- **TASK DIRECTIONS**
In the entries below, find every line with "after" and copy it.

Dataset rows:
* * *

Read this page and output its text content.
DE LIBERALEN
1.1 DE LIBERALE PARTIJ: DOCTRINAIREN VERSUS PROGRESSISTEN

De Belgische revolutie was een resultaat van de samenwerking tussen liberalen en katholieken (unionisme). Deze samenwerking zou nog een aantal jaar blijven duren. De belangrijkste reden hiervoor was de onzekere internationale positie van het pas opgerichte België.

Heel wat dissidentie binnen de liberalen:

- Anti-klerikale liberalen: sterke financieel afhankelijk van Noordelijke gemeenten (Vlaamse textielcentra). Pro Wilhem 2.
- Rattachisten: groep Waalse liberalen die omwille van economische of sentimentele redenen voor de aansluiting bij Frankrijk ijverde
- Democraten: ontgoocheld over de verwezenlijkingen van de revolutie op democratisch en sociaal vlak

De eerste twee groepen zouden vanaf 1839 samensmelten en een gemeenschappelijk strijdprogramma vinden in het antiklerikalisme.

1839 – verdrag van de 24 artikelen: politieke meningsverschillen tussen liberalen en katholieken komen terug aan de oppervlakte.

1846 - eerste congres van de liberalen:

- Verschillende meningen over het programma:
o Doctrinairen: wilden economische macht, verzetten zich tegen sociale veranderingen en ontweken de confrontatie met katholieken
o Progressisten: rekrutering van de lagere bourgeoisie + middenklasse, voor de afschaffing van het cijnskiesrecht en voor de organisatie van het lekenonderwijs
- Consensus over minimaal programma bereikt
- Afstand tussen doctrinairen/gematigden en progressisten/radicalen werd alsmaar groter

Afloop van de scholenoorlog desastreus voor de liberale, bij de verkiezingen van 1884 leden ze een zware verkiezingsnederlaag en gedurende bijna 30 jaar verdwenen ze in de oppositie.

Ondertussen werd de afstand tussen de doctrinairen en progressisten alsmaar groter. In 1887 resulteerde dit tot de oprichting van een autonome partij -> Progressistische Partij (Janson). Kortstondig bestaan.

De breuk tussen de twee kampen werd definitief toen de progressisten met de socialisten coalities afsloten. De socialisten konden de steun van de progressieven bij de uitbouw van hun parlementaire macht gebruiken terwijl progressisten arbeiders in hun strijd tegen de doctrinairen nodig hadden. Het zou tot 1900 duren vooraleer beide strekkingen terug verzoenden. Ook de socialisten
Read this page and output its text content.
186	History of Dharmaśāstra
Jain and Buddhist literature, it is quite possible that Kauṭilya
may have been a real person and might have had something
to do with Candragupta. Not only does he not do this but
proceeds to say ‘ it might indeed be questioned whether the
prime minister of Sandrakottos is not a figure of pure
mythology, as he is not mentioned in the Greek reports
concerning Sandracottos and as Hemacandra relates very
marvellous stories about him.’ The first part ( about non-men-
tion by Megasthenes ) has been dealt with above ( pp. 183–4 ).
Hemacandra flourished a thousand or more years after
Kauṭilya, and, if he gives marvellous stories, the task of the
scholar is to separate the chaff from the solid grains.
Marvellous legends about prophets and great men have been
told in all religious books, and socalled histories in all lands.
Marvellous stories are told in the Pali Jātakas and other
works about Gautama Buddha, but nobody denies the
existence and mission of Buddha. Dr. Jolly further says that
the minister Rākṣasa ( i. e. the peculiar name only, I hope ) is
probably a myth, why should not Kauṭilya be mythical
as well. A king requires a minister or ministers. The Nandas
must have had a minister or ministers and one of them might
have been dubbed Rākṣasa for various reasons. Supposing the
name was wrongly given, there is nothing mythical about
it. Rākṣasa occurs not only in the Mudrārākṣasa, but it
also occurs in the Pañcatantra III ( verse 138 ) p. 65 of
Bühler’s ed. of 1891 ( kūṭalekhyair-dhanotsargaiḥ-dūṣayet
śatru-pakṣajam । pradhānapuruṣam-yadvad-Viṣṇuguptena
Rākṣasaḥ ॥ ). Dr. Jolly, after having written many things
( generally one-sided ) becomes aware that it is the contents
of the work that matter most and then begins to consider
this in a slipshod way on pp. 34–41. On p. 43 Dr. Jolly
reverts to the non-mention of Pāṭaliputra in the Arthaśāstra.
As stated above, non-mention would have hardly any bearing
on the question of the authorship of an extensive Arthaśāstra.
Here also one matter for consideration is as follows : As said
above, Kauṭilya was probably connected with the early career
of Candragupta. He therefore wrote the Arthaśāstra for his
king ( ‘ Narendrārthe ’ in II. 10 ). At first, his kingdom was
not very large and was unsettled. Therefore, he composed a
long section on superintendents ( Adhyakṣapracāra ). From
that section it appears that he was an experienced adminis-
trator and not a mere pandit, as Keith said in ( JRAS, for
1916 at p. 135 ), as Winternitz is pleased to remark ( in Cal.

* * *

- **REPLY TO THE TASK**
Hemacandra flourished a thousand or more years after
Rākṣasaḥ ॥ ). Dr. Jolly, after having written many things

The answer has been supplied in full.